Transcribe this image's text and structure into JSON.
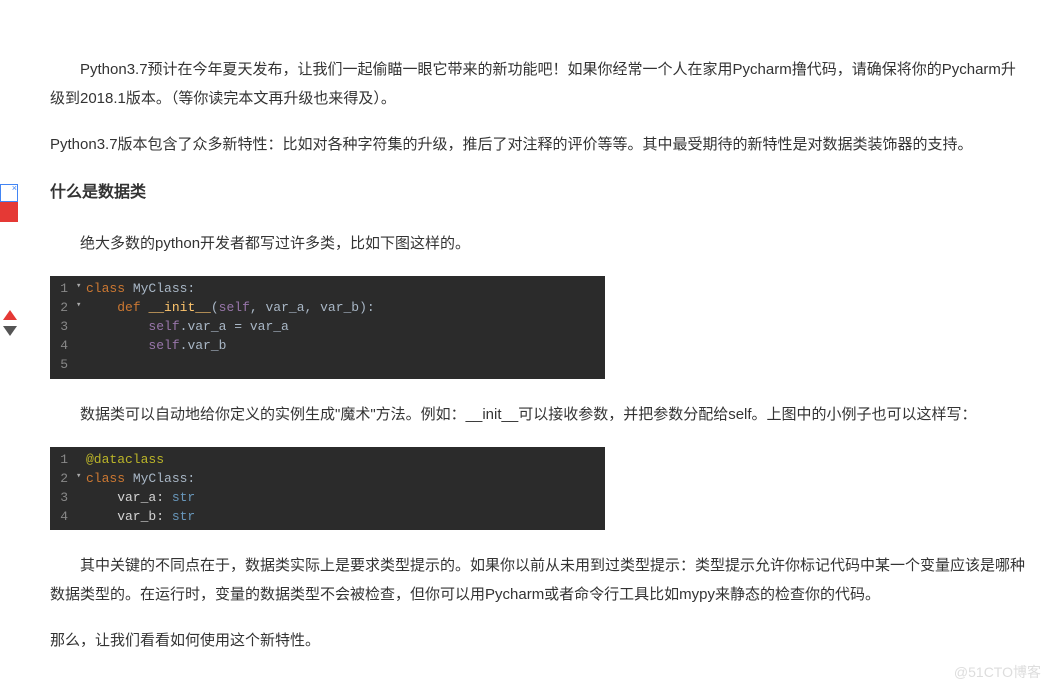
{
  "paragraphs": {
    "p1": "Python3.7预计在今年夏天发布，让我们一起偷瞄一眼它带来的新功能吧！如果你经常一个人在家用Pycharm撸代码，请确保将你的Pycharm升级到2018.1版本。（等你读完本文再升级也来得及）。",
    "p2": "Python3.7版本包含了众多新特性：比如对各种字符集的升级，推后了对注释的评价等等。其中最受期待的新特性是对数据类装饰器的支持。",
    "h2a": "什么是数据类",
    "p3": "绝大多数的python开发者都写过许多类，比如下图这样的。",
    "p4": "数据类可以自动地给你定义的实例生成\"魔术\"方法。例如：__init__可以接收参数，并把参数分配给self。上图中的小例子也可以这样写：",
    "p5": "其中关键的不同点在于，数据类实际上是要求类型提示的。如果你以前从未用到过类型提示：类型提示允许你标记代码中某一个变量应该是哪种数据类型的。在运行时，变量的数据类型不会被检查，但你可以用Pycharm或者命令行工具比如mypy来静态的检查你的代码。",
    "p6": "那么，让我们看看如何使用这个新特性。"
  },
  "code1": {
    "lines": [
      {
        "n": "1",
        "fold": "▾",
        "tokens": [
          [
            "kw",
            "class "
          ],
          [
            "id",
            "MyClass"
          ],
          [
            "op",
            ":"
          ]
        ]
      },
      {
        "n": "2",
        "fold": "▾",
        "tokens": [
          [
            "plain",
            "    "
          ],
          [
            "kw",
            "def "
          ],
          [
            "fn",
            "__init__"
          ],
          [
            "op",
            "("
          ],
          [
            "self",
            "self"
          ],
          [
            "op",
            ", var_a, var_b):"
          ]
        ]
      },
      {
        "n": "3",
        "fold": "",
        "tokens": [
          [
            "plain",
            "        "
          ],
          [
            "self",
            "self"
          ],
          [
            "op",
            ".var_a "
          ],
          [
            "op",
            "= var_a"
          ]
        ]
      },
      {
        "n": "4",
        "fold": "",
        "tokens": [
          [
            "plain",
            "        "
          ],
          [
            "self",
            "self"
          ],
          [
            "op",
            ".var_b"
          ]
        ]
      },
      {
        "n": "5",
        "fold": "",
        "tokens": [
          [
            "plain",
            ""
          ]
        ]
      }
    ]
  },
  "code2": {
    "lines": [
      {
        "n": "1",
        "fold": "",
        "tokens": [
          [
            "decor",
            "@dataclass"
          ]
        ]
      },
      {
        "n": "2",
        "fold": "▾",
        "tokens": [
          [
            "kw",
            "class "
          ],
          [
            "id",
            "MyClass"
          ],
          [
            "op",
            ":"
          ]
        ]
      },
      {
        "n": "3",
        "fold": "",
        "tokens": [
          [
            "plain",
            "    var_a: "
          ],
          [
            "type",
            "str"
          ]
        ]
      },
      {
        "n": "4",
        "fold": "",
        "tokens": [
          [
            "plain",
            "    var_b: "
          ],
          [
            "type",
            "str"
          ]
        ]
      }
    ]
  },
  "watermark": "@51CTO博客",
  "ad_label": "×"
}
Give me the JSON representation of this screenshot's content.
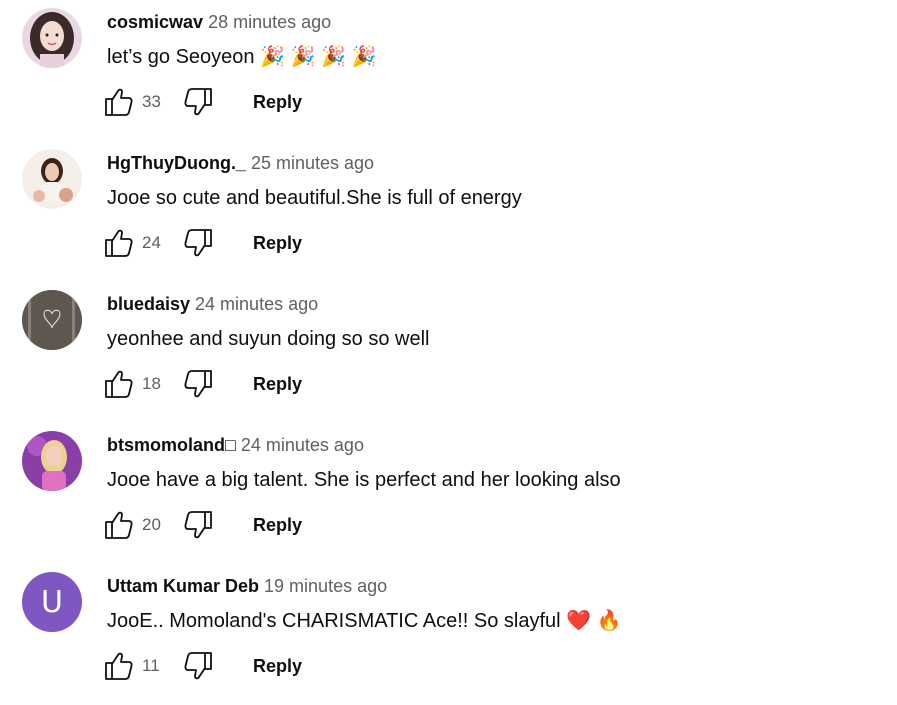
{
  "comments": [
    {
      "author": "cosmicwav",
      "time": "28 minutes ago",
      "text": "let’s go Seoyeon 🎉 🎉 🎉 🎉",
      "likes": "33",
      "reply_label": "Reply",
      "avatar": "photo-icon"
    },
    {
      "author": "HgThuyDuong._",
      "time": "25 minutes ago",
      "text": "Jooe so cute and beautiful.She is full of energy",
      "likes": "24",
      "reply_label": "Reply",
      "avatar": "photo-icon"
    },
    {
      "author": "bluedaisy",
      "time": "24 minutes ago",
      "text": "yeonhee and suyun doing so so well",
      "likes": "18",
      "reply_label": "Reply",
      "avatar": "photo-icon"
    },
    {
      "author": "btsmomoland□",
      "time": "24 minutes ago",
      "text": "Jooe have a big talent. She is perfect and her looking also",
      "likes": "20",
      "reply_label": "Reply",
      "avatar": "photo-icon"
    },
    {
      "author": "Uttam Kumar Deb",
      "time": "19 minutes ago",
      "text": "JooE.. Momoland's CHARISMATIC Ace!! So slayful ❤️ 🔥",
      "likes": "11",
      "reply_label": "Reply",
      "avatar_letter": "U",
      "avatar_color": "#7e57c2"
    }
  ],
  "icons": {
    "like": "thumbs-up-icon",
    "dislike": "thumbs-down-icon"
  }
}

==

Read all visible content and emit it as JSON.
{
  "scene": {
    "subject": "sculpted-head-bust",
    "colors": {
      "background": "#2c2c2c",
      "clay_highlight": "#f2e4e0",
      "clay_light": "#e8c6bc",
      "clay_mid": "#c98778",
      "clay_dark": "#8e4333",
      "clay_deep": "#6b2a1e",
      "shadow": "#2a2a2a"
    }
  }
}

_TASK STATEMENT_. Gather each line in these records that contains the string "time".

_FULL OUTPUT_.
      "time": "28 minutes ago",
      "time": "25 minutes ago",
      "time": "24 minutes ago",
      "time": "24 minutes ago",
      "time": "19 minutes ago",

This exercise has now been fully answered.